===== Task inputs
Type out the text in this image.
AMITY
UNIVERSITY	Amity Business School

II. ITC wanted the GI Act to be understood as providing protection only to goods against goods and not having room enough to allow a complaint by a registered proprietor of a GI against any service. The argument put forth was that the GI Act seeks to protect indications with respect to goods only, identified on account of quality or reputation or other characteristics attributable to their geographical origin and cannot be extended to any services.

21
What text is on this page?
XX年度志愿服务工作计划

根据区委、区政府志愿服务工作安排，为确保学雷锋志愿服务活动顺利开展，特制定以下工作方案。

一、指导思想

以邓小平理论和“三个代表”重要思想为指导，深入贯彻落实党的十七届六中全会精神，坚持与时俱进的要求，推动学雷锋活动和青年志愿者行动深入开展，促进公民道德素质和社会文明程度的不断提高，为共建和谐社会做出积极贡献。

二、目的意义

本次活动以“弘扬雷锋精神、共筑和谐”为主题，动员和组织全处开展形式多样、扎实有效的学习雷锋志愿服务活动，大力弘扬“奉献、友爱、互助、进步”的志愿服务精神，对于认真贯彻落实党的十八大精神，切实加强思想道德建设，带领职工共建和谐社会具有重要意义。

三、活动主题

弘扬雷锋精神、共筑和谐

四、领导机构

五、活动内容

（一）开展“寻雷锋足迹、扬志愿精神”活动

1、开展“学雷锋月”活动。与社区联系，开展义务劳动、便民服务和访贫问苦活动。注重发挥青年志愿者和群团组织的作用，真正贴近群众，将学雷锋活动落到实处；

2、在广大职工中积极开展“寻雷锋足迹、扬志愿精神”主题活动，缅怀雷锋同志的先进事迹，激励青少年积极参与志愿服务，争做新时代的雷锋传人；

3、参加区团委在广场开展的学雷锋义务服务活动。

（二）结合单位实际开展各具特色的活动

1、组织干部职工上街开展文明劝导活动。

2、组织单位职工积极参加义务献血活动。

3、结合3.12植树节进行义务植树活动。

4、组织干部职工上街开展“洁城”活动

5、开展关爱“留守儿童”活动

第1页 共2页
==========
### What is asked
Give the count of lines in the listing above that include "this", with no other words.

### Finished exercise
2